======== RECORDS TO USE ========

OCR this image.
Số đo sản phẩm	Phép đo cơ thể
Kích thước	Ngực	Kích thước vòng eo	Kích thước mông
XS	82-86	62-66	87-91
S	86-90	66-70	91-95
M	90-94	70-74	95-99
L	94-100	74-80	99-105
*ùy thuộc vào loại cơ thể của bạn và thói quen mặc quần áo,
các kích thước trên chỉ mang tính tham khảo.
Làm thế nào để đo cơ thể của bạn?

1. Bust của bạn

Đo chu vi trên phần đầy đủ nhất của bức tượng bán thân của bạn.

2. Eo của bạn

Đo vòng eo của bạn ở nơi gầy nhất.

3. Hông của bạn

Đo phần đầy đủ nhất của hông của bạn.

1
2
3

========

__WORK TO COMPLETE__
All of the data must be returned exactly.

__EXERCISE OUTPUT__
OCR this image.
Số đo sản phẩm	Phép đo cơ thể
Kích thước	Ngực	Kích thước vòng eo	Kích thước mông
XS	82-86	62-66	87-91
S	86-90	66-70	91-95
M	90-94	70-74	95-99
L	94-100	74-80	99-105
*ùy thuộc vào loại cơ thể của bạn và thói quen mặc quần áo,
các kích thước trên chỉ mang tính tham khảo.
Làm thế nào để đo cơ thể của bạn?

1. Bust của bạn

Đo chu vi trên phần đầy đủ nhất của bức tượng bán thân của bạn.

2. Eo của bạn

Đo vòng eo của bạn ở nơi gầy nhất.

3. Hông của bạn

Đo phần đầy đủ nhất của hông của bạn.

1
2
3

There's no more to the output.